--- SHORT TASK ---
Look through the lines and report how many include the word "olivat", giving nothing but the number.

(Excerpt from a dataset)
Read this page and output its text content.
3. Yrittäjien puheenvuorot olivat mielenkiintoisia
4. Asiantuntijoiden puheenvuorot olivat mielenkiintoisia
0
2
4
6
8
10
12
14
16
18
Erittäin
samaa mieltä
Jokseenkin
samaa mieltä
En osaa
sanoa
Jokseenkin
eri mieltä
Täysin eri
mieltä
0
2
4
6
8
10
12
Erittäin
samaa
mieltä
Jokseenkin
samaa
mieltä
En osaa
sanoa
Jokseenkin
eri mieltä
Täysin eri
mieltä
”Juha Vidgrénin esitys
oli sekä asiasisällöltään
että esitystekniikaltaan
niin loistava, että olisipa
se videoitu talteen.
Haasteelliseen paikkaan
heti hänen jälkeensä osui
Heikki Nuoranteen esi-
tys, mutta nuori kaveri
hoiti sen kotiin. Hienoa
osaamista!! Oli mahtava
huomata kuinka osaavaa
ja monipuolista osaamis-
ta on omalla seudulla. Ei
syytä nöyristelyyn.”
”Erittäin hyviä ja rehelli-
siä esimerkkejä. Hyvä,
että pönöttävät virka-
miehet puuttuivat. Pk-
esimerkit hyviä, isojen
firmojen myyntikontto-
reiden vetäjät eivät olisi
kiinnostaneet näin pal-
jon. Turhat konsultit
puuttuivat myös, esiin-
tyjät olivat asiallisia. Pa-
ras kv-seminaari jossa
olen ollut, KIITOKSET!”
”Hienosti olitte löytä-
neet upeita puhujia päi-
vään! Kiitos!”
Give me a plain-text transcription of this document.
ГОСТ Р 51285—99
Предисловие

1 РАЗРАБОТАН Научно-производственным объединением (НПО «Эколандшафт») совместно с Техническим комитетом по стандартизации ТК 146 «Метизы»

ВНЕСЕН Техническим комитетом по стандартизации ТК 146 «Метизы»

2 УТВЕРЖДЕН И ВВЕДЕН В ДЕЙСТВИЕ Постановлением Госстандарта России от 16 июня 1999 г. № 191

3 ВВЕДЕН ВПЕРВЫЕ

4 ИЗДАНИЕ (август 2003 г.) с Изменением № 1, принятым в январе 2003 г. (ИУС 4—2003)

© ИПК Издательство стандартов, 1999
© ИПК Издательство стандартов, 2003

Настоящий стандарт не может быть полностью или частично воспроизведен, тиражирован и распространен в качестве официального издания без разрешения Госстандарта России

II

--- EXERCISE ANSWER ---
3